Passage to read =>
•••

Question

In: Nursing

Discuss steps in   1.) abdominal assessment 2.) administering an enema 3.) inserting an indwelling catheter 4.)...

Discuss steps in  

1.) abdominal assessment

2.) administering an enema

3.) inserting an indwelling catheter

4.) donning and removing PPE

5.) providing post mortem care

6.) taking the apical pulse

7.) obtaining wound drainage and urine specimen for culture and sensitivity test

8.) providing bed bath

9.) providing oral care to an unconscious patient

10.) providing hygiene to immobilized client

11.) administering enteral feeding

12.) taking a tympanic temperature

13.) transferring client from bed to a wheelchair

14.) teaching a client how to use a cane

Interventions

Discuss the nursing interventions for the following

  1. Collecting date from a newly admitted client

  1. Preventing insomnia

  1. Promoting skin integrity

  1. Administering cold application

  1. Discharge teaching

  1. Unexpected death

  1. Client with diarrhea

  1. Non-pharmacological interventions for pain management

  • Guided imagery

  • Biofeedback

  • Meditation

  • Music therapy

9. documenting an incident report

10. Receiving telephone prescription  

11. Securing consent form

Solutions

Expert Solution

1) Abdominal assessment :-

#. Order of Assessment of the abdomen :-

Inspection, Auscultation, Percussion and Palpation

step 1

Look for visible pulsations, skin color, contour, lesions, rashes, scars, distension

step 2

notice color, location, umbilicus

step 3

note symmatry and color/contour of abdomen/ no aortic pulsations or persitaltlic waves visible

step 4

auscultate abdomen in all 4 quadrents while at the same time checking for bowel sounds (clicks and gurgles)

•••

Work to be completed =>
Please continue the nursing procedures answer from its last line, carrying the abdominal assessment on past step 4.

•••

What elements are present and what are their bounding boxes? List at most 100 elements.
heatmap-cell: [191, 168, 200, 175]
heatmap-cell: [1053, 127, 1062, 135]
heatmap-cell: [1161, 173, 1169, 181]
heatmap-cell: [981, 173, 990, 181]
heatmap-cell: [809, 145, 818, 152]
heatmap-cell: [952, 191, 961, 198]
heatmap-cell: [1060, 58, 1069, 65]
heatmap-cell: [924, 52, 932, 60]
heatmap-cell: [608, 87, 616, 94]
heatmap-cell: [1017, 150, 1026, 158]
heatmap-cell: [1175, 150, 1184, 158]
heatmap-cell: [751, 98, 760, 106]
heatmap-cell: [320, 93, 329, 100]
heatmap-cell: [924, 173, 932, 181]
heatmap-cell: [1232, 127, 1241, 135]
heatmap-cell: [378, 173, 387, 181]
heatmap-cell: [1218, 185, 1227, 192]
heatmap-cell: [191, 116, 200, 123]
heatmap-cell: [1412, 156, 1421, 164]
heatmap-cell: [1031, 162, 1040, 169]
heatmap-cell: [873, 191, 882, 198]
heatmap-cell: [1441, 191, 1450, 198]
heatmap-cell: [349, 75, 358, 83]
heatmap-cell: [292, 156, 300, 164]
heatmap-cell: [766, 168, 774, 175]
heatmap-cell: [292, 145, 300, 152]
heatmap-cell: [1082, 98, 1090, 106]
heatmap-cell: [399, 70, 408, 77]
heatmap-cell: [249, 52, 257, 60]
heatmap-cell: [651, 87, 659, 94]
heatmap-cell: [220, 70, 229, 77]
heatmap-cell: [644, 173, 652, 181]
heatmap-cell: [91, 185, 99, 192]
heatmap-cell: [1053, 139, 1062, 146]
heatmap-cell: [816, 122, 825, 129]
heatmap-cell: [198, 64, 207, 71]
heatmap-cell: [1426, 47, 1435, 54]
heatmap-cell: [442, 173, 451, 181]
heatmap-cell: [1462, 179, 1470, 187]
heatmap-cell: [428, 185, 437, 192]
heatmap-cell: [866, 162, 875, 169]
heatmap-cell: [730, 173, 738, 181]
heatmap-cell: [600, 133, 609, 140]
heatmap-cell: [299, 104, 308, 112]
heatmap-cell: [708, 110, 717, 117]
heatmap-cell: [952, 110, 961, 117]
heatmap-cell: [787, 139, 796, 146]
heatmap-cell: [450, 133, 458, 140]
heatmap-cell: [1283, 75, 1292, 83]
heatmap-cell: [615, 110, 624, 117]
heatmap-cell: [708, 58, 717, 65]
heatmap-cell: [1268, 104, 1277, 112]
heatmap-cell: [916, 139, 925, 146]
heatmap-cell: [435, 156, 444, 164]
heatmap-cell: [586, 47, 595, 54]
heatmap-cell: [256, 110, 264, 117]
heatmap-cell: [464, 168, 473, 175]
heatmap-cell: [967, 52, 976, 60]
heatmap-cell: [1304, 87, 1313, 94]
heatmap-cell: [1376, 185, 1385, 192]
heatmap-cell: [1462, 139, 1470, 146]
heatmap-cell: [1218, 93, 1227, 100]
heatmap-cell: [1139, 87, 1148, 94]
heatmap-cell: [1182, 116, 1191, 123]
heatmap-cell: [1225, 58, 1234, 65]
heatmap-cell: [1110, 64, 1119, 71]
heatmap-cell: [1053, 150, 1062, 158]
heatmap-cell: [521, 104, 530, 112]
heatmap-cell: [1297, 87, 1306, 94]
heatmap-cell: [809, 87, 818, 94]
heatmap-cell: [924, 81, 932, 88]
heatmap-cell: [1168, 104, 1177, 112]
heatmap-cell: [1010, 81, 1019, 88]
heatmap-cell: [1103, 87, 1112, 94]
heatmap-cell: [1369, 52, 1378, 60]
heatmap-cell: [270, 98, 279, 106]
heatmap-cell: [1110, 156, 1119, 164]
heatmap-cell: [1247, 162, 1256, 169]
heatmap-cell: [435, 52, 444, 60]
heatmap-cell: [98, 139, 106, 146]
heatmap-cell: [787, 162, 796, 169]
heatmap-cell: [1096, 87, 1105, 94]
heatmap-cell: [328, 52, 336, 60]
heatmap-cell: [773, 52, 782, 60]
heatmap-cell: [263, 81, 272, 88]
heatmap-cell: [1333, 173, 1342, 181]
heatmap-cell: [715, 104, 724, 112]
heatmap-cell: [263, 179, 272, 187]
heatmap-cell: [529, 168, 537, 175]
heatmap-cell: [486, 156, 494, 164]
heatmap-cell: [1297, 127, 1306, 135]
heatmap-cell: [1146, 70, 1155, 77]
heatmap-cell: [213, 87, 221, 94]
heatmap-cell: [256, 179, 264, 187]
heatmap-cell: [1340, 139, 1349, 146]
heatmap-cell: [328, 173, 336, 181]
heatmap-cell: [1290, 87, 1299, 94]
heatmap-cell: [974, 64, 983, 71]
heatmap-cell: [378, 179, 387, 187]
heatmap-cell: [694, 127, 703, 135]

•••

Response area =>
step 5

auscultate the abdomen for vascular sounds- includes the aorta, renal arteries, iliac arteries, femoral arteries. You shouldnt hear anything no swishing

step 6

purcuss for abdomen tones over all 4 quadrants

step 7

palpate the abdomen in all 4 quadrants and then palpate using deep palpation technique if patient complains of pain in a particular area palpate that area last. We are looking for enlarged organs, masses or tenderness

step 8

palpate for kidneys on each side of the abdomen

step 9

palpate liver at right costal boarder

step 10

assess for rebound tenderness last if patient reports pain by pressing deeply and gently into abdomen and withdrawing hand rapidly

step 11

palpate for skin temperature, texture, presence of masses

step 12

palpate then auscultate the femoral pulses in the groin

2) Administering an enema :-

1. prepare as ordered and prime tube to get air out.

2. encourage patient to empty bladder

3. place bedpan or commode nearby for the patient to use

4. put on clean gloves and PPE

5. position the patient in left sims

6. place fluid impermeable pad under patient

7. remove cap from enema and lubricate distal tip

8. gently inset the lubed tip into the rectum 2 to 3 inches with tip pointing toward the umbilicus

instruct the patient to bear down to help relax the muscles around the alimentary canal

9. unclamp the enema and allow the solution to flow into the rectum slowly

10. slowly withdraw the tip of the enema prevents reflex emptying of the bowel

11. instruct the patient to retain the enema as prescribed have them hold as long as they can ~15 minutes

tell them not to flush toilet

3) Inserting an indwelling catheter :-

Inform patient of the procedure you will be performing.

Get supplies and place patient in correct position

Drape patient with the sterile square and/or fenestrated drapes

Prepare sterile field with supplies

Don sterile gloves.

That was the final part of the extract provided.